Stated task: Only lines holding the word "that" should be copied from the material.

# start of Provided data

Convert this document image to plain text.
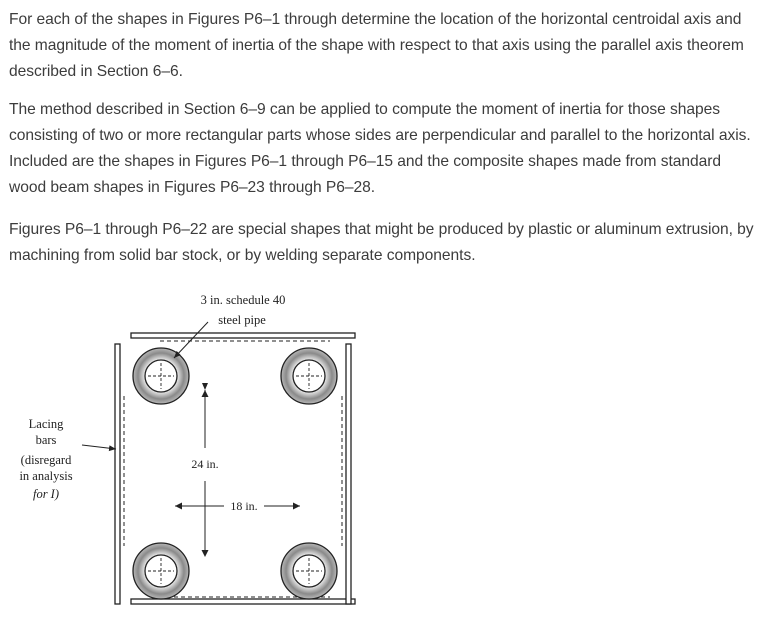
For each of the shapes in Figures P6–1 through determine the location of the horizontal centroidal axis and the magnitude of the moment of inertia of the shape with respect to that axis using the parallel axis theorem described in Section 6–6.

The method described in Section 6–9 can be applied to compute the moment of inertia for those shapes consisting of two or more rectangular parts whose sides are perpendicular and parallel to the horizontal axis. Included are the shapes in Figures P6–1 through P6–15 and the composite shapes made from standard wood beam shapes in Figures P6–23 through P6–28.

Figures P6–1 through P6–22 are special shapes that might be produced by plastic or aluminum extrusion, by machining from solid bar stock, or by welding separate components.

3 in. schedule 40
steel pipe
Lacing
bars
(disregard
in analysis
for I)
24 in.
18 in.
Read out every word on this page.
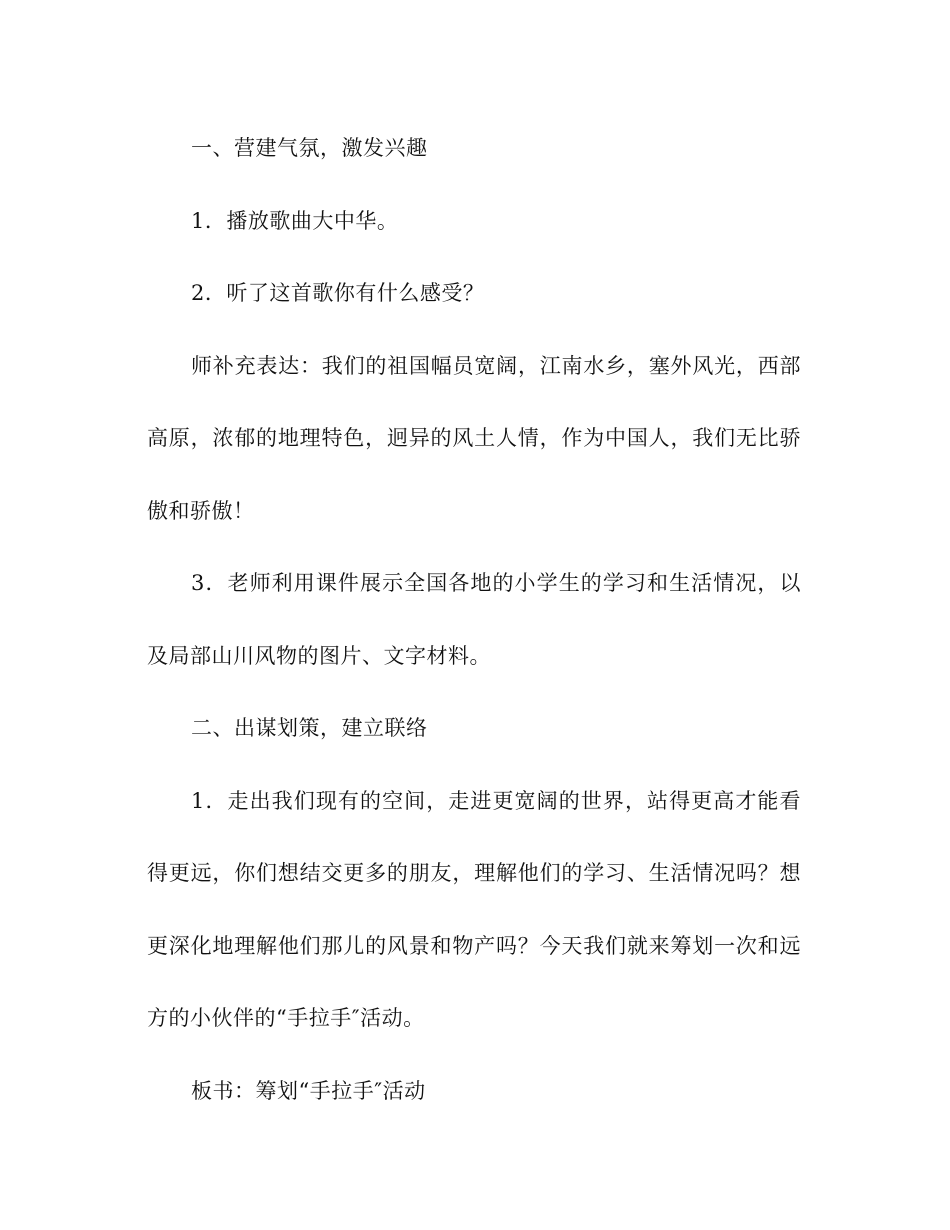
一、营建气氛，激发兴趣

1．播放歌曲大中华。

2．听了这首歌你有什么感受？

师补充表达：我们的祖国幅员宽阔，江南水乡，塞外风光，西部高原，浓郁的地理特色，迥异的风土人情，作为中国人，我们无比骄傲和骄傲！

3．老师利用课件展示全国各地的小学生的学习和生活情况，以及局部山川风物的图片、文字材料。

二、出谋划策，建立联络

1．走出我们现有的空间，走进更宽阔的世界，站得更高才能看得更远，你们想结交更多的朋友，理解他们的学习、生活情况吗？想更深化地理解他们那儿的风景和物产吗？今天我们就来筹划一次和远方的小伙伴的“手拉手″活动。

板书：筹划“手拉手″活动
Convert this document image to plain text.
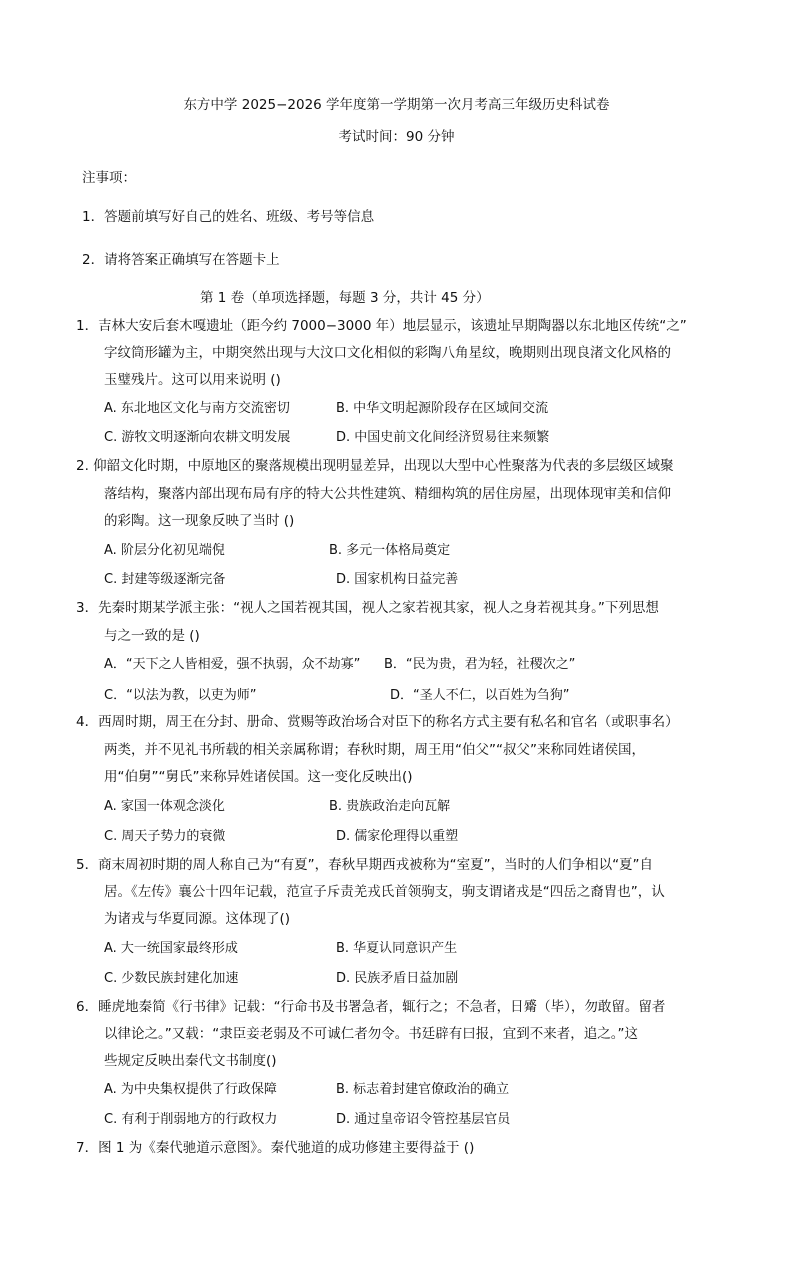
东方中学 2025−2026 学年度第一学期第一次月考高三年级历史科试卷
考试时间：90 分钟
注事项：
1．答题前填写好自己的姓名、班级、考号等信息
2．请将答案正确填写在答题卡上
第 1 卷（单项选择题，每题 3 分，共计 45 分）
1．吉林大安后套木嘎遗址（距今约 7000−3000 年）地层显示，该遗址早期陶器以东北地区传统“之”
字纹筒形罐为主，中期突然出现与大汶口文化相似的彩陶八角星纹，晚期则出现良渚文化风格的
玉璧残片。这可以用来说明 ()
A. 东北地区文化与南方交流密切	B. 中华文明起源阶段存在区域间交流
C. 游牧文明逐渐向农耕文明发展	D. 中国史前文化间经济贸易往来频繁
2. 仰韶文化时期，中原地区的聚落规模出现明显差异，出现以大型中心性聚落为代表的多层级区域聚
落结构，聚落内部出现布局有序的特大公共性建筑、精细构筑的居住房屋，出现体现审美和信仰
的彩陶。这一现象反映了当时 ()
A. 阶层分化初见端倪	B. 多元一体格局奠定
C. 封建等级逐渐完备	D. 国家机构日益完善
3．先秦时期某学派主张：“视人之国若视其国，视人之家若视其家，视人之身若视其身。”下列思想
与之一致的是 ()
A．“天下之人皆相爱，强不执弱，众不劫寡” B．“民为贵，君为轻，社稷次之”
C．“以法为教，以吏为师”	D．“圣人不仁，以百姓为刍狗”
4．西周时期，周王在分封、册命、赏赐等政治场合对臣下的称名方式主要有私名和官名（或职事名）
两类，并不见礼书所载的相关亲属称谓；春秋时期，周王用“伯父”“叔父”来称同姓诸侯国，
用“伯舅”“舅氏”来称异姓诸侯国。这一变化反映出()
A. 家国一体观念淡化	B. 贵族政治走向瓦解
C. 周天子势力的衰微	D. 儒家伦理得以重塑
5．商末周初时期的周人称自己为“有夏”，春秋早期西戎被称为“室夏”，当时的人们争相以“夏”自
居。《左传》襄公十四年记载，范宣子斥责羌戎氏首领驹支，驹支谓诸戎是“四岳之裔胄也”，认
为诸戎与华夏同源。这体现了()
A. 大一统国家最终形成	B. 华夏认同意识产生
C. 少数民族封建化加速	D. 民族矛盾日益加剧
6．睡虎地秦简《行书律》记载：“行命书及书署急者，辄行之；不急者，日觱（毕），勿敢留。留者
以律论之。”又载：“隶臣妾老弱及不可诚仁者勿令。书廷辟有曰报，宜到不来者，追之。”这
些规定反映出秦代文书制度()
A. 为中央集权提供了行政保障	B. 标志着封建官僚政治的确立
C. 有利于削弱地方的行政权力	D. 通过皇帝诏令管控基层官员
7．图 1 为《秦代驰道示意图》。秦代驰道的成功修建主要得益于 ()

# end of Provided data

Final result:
For each of the shapes in Figures P6–1 through determine the location of the horizontal centroidal axis and the magnitude of the moment of inertia of the shape with respect to that axis using the parallel axis theorem described in Section 6–6.
Figures P6–1 through P6–22 are special shapes that might be produced by plastic or aluminum extrusion, by machining from solid bar stock, or by welding separate components.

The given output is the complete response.